_Aim_
Note each line of the listing that contains the string "text", and copy it.

_Source records_

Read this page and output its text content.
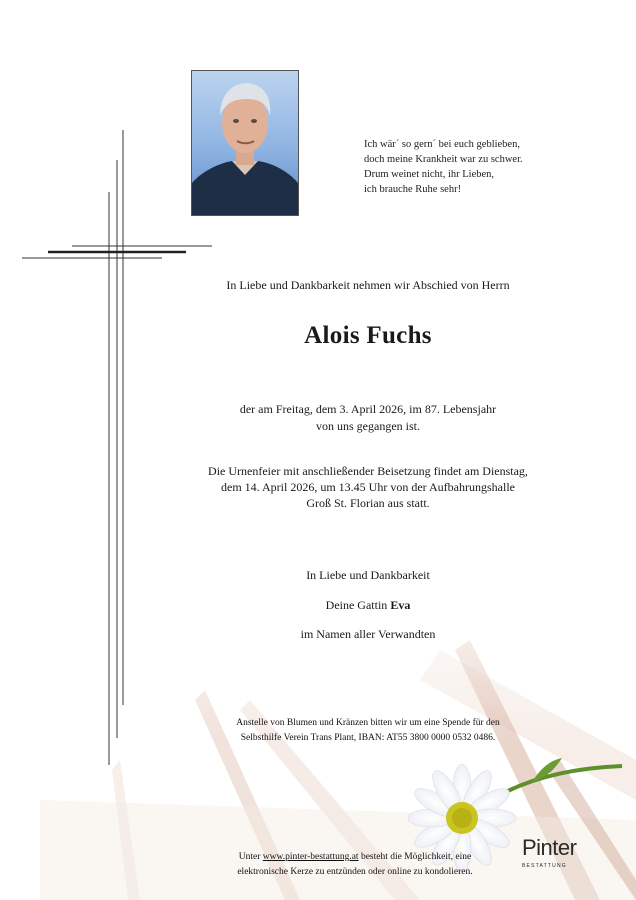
Ich wär´ so gern´ bei euch geblieben,
doch meine Krankheit war zu schwer.
Drum weinet nicht, ihr Lieben,
ich brauche Ruhe sehr!
In Liebe und Dankbarkeit nehmen wir Abschied von Herrn
Alois Fuchs
der am Freitag, dem 3. April 2026, im 87. Lebensjahr
von uns gegangen ist.
Die Urnenfeier mit anschließender Beisetzung findet am Dienstag,
dem 14. April 2026, um 13.45 Uhr von der Aufbahrungshalle
Groß St. Florian aus statt.
In Liebe und Dankbarkeit
Deine Gattin Eva
im Namen aller Verwandten
Anstelle von Blumen und Kränzen bitten wir um eine Spende für den
Selbsthilfe Verein Trans Plant, IBAN: AT55 3800 0000 0532 0486.
Unter www.pinter-bestattung.at besteht die Möglichkeit, eine
elektronische Kerze zu entzünden oder online zu kondolieren.
Pinter
BESTATTUNG
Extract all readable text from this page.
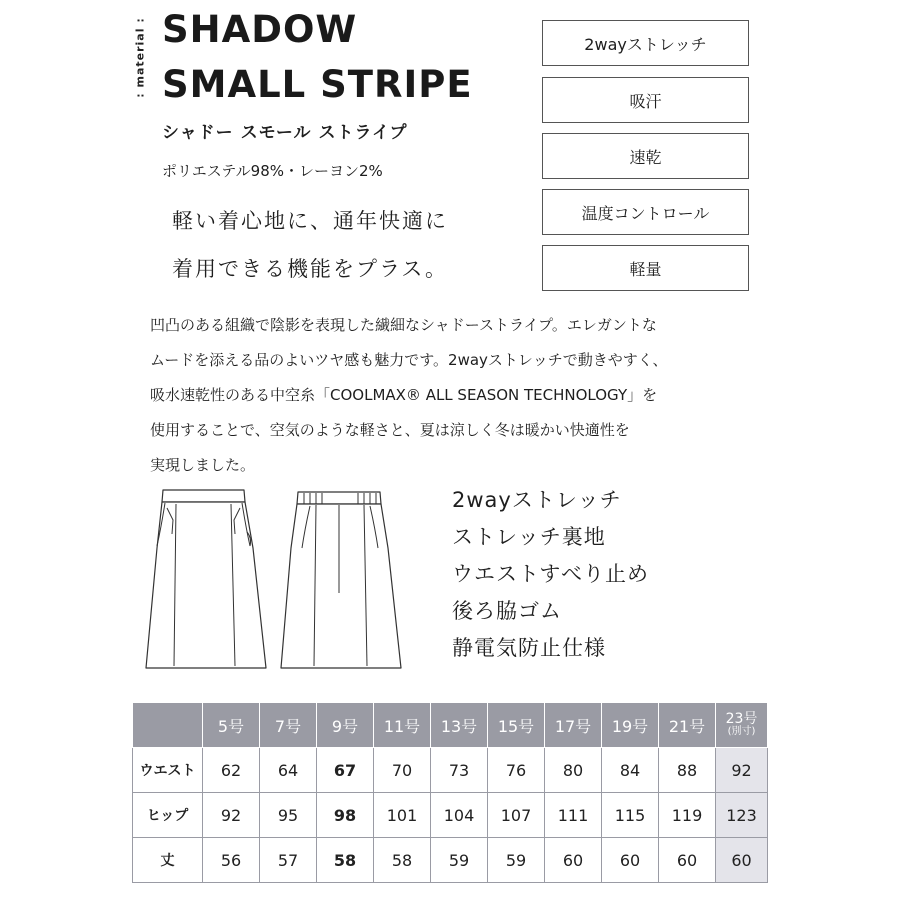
: material : SHADOW
SMALL STRIPE
シャドー スモール ストライプ
ポリエステル98%・レーヨン2%
軽い着心地に、通年快適に
着用できる機能をプラス。
2wayストレッチ
吸汗
速乾
温度コントロール
軽量
凹凸のある組織で陰影を表現した繊細なシャドーストライプ。エレガントな
ムードを添える品のよいツヤ感も魅力です。2wayストレッチで動きやすく、
吸水速乾性のある中空糸「COOLMAX® ALL SEASON TECHNOLOGY」を
使用することで、空気のような軽さと、夏は涼しく冬は暖かい快適性を
実現しました。
2wayストレッチ
ストレッチ裏地
ウエストすべり止め
後ろ脇ゴム
静電気防止仕様
	5号	7号	9号	11号	13号	15号	17号	19号	21号	23号
(別寸)

ウエスト	62	64	67	70	73	76	80	84	88	92
ヒップ	92	95	98	101	104	107	111	115	119	123
丈	56	57	58	58	59	59	60	60	60	60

_The reply_
Read this page and output its text content.
Extract all readable text from this page.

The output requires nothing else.